[START STORED RECORDS]

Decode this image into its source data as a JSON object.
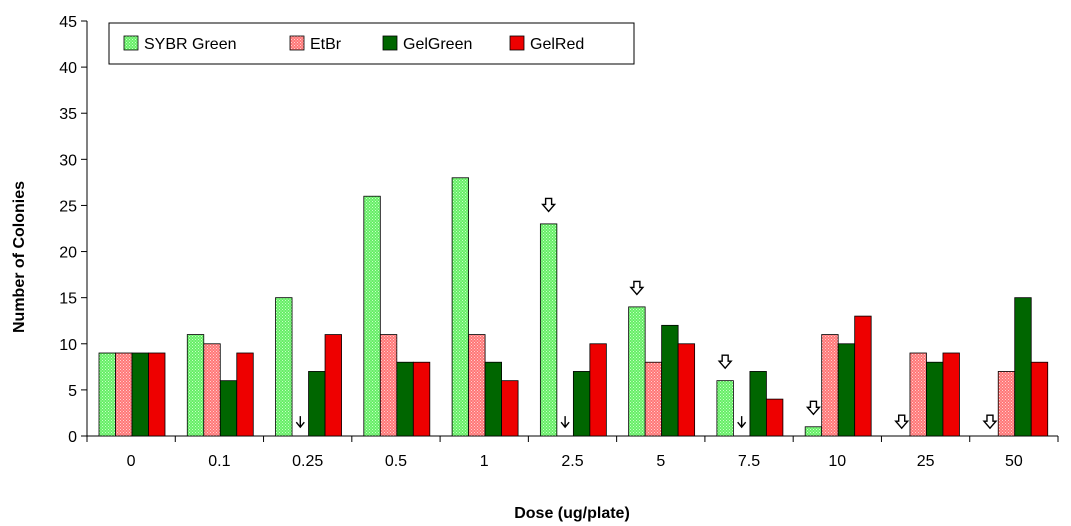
{
  "chart_data": {
    "type": "bar",
    "title": "",
    "xlabel": "Dose (ug/plate)",
    "ylabel": "Number of Colonies",
    "ylim": [
      0,
      45
    ],
    "yticks": [
      0,
      5,
      10,
      15,
      20,
      25,
      30,
      35,
      40,
      45
    ],
    "grid": false,
    "legend_position": "top-left",
    "categories": [
      "0",
      "0.1",
      "0.25",
      "0.5",
      "1",
      "2.5",
      "5",
      "7.5",
      "10",
      "25",
      "50"
    ],
    "series": [
      {
        "name": "SYBR Green",
        "color": "#66ee66",
        "pattern": "dotted",
        "values": [
          9,
          11,
          15,
          26,
          28,
          23,
          14,
          6,
          1,
          null,
          null
        ]
      },
      {
        "name": "EtBr",
        "color": "#ff7777",
        "pattern": "dotted",
        "values": [
          9,
          10,
          null,
          11,
          11,
          null,
          8,
          null,
          11,
          9,
          7
        ]
      },
      {
        "name": "GelGreen",
        "color": "#006600",
        "pattern": "solid",
        "values": [
          9,
          6,
          7,
          8,
          8,
          7,
          12,
          7,
          10,
          8,
          15
        ]
      },
      {
        "name": "GelRed",
        "color": "#ee0000",
        "pattern": "solid",
        "values": [
          9,
          9,
          11,
          8,
          6,
          10,
          10,
          4,
          13,
          9,
          8
        ]
      }
    ],
    "annotations": [
      {
        "type": "small-arrow",
        "series": "EtBr",
        "category": "0.25",
        "y": 1.5
      },
      {
        "type": "small-arrow",
        "series": "EtBr",
        "category": "2.5",
        "y": 1.5
      },
      {
        "type": "small-arrow",
        "series": "EtBr",
        "category": "7.5",
        "y": 1.5
      },
      {
        "type": "block-arrow",
        "series": "SYBR Green",
        "category": "2.5",
        "y": 25
      },
      {
        "type": "block-arrow",
        "series": "SYBR Green",
        "category": "5",
        "y": 16
      },
      {
        "type": "block-arrow",
        "series": "SYBR Green",
        "category": "7.5",
        "y": 8
      },
      {
        "type": "block-arrow",
        "series": "SYBR Green",
        "category": "10",
        "y": 3
      },
      {
        "type": "block-arrow",
        "series": "SYBR Green",
        "category": "25",
        "y": 1.5
      },
      {
        "type": "block-arrow",
        "series": "SYBR Green",
        "category": "50",
        "y": 1.5
      }
    ]
  }
}
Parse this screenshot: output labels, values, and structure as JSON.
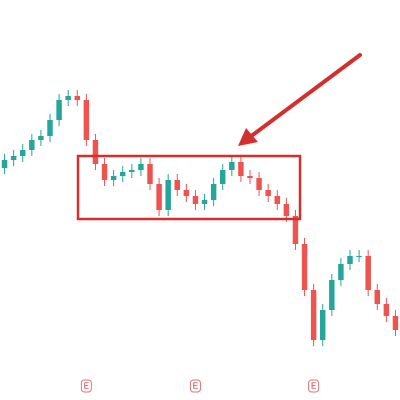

[END STORED RECORDS]

WHAT THE EXERCISE ASKS: Exclude the pictures. Write out the remaining data exactly.

THE REPLY:
Decode this image into its source data as a JSON object.
{
  "chart_data": {
    "type": "bar",
    "title": "",
    "xlabel": "Dose (ug/plate)",
    "ylabel": "Number of Colonies",
    "ylim": [
      0,
      45
    ],
    "yticks": [
      0,
      5,
      10,
      15,
      20,
      25,
      30,
      35,
      40,
      45
    ],
    "grid": false,
    "legend_position": "top-left",
    "categories": [
      "0",
      "0.1",
      "0.25",
      "0.5",
      "1",
      "2.5",
      "5",
      "7.5",
      "10",
      "25",
      "50"
    ],
    "series": [
      {
        "name": "SYBR Green",
        "color": "#66ee66",
        "pattern": "dotted",
        "values": [
          9,
          11,
          15,
          26,
          28,
          23,
          14,
          6,
          1,
          null,
          null
        ]
      },
      {
        "name": "EtBr",
        "color": "#ff7777",
        "pattern": "dotted",
        "values": [
          9,
          10,
          null,
          11,
          11,
          null,
          8,
          null,
          11,
          9,
          7
        ]
      },
      {
        "name": "GelGreen",
        "color": "#006600",
        "pattern": "solid",
        "values": [
          9,
          6,
          7,
          8,
          8,
          7,
          12,
          7,
          10,
          8,
          15
        ]
      },
      {
        "name": "GelRed",
        "color": "#ee0000",
        "pattern": "solid",
        "values": [
          9,
          9,
          11,
          8,
          6,
          10,
          10,
          4,
          13,
          9,
          8
        ]
      }
    ],
    "annotations": [
      {
        "type": "small-arrow",
        "series": "EtBr",
        "category": "0.25",
        "y": 1.5
      },
      {
        "type": "small-arrow",
        "series": "EtBr",
        "category": "2.5",
        "y": 1.5
      },
      {
        "type": "small-arrow",
        "series": "EtBr",
        "category": "7.5",
        "y": 1.5
      },
      {
        "type": "block-arrow",
        "series": "SYBR Green",
        "category": "2.5",
        "y": 25
      },
      {
        "type": "block-arrow",
        "series": "SYBR Green",
        "category": "5",
        "y": 16
      },
      {
        "type": "block-arrow",
        "series": "SYBR Green",
        "category": "7.5",
        "y": 8
      },
      {
        "type": "block-arrow",
        "series": "SYBR Green",
        "category": "10",
        "y": 3
      },
      {
        "type": "block-arrow",
        "series": "SYBR Green",
        "category": "25",
        "y": 1.5
      },
      {
        "type": "block-arrow",
        "series": "SYBR Green",
        "category": "50",
        "y": 1.5
      }
    ]
  }
}
Parse this screenshot: output labels, values, and structure as JSON.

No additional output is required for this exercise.